** EXERCISE DATA **
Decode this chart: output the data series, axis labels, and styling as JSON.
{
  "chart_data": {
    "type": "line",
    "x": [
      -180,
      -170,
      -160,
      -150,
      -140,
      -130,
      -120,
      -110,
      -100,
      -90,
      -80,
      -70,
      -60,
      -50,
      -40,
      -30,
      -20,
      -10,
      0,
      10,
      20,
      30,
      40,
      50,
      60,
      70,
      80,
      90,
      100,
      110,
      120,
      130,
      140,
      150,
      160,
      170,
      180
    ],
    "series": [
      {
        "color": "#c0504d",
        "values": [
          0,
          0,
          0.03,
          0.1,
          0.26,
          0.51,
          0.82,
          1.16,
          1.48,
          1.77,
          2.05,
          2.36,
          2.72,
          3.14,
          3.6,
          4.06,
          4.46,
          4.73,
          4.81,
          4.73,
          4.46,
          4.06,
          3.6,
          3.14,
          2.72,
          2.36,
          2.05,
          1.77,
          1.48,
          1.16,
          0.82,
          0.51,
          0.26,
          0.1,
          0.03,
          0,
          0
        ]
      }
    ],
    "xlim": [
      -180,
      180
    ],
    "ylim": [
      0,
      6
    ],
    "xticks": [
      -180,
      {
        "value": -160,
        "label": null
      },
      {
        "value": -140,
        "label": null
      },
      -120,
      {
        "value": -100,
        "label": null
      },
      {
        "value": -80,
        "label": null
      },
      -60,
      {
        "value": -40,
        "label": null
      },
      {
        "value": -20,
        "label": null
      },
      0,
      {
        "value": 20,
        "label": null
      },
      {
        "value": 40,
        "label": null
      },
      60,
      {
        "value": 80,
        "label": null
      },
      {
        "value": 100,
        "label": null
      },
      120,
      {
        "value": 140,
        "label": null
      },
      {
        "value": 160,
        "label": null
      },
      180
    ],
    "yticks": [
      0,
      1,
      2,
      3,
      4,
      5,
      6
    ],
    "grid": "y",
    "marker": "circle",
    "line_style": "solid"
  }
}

** PROBLEM **
Go through the records and pull out each line that includes the word "series".

** RESPONSE TO THIS EXERCISE **
Decode this chart: output the data series, axis labels, and styling as JSON.
    "series": [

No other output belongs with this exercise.